Saved entries
++++++++++++++++++++
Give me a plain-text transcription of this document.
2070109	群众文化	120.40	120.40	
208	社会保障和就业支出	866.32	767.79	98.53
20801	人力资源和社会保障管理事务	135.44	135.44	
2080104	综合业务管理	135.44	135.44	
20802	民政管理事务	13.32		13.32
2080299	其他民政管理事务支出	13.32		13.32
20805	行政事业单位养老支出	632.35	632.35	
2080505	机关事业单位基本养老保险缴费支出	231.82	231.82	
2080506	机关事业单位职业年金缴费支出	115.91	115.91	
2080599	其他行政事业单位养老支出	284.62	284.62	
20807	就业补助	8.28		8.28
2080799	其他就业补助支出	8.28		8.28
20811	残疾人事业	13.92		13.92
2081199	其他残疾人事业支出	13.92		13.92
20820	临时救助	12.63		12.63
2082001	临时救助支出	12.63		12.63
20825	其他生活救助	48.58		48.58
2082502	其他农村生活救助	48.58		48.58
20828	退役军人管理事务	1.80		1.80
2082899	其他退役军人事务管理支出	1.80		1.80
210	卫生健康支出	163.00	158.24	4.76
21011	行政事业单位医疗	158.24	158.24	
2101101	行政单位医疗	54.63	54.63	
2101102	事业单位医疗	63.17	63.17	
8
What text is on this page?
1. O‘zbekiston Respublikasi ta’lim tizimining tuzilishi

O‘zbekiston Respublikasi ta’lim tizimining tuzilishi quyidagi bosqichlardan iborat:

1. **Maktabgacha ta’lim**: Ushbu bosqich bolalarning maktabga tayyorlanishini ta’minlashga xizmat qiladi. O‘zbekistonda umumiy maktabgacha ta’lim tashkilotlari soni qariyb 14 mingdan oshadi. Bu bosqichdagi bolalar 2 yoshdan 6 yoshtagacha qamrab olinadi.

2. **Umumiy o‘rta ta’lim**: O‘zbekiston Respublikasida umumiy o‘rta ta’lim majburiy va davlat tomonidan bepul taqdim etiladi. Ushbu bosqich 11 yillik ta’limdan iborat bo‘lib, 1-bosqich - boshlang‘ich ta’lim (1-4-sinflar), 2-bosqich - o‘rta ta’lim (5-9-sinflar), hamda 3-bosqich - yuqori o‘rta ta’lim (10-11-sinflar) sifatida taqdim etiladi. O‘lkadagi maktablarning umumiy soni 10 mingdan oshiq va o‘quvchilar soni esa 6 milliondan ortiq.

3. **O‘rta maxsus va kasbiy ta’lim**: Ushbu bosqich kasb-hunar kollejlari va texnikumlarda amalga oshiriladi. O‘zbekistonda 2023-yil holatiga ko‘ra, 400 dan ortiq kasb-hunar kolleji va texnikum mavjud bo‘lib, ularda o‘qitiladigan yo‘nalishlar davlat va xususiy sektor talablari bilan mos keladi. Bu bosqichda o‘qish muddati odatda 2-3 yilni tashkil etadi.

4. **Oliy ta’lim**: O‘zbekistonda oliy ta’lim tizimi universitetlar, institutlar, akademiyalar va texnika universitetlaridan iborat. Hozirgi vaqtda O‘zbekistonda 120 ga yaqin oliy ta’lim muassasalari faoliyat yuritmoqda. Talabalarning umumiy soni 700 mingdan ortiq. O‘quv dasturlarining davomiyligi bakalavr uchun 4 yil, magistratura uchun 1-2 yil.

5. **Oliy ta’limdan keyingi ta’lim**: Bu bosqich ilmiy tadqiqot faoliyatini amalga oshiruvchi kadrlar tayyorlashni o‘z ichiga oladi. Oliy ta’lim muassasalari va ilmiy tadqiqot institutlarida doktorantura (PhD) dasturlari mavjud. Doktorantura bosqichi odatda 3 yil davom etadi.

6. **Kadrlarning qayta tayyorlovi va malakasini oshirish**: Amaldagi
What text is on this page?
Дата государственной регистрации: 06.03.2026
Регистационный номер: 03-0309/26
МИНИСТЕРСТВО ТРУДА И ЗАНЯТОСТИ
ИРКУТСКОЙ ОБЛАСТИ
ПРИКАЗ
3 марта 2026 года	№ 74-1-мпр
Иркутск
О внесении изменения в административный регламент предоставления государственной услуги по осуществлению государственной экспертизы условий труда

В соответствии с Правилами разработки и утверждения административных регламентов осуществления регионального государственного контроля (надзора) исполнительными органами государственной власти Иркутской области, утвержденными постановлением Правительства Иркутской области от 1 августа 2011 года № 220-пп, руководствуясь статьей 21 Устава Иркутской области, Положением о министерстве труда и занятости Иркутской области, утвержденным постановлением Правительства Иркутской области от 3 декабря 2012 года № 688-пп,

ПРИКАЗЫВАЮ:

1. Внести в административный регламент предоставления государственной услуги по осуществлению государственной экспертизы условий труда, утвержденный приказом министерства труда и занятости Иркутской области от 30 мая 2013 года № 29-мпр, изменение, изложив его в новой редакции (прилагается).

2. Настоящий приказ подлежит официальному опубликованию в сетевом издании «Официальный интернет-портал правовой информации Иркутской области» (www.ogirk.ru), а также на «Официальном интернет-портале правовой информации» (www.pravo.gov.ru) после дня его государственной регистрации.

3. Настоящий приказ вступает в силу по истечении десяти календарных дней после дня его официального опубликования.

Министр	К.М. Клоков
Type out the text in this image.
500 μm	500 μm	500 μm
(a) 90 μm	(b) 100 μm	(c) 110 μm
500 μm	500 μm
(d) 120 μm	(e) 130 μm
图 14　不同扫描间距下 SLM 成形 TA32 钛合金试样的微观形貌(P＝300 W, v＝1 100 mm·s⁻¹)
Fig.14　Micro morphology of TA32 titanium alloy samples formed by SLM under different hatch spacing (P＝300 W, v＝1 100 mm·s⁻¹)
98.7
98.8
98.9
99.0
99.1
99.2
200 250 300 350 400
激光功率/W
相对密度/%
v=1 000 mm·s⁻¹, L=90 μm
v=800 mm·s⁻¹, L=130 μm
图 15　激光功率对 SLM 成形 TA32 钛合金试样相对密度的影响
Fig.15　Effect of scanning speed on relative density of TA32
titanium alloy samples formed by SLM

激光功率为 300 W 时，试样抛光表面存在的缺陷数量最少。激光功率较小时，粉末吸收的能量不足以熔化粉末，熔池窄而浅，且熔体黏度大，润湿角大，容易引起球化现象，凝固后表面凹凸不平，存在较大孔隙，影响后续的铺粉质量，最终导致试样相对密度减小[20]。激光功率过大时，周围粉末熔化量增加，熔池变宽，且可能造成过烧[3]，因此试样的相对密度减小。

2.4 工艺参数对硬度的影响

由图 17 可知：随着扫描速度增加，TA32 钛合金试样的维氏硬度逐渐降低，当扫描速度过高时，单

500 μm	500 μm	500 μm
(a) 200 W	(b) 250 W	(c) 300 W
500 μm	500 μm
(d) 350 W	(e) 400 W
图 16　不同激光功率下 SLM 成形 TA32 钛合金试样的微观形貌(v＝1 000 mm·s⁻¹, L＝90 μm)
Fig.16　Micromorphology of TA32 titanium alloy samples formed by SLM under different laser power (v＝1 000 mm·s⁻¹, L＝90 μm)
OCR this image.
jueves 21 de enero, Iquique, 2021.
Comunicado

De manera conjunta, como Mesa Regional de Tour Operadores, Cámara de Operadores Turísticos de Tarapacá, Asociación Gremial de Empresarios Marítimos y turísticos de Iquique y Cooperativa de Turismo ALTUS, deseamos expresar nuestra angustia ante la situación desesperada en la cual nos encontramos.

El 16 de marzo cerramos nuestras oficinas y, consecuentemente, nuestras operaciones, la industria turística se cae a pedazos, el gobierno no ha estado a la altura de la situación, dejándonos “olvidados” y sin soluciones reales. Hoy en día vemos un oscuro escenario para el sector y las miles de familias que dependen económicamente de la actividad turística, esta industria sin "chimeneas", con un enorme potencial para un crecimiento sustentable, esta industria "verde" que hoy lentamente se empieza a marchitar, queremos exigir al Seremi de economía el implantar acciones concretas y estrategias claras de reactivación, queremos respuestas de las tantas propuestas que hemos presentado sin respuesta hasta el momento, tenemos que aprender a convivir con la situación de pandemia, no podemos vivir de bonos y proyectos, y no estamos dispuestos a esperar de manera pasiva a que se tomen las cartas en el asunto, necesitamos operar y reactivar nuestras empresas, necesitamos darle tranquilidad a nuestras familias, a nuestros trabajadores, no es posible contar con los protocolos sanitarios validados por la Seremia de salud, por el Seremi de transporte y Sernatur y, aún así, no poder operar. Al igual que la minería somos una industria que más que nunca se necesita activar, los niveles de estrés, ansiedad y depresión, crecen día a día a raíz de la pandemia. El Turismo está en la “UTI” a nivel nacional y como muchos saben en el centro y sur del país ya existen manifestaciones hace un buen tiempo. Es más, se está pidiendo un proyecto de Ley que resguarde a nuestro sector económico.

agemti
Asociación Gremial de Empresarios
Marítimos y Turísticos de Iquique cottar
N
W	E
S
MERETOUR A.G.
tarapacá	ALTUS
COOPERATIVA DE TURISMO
++++++++++++++++++++
**Written exercise**
Find every line in the entries that includes the word "регистрации", then state how many there are and nothing else.

**Exercise answer**
2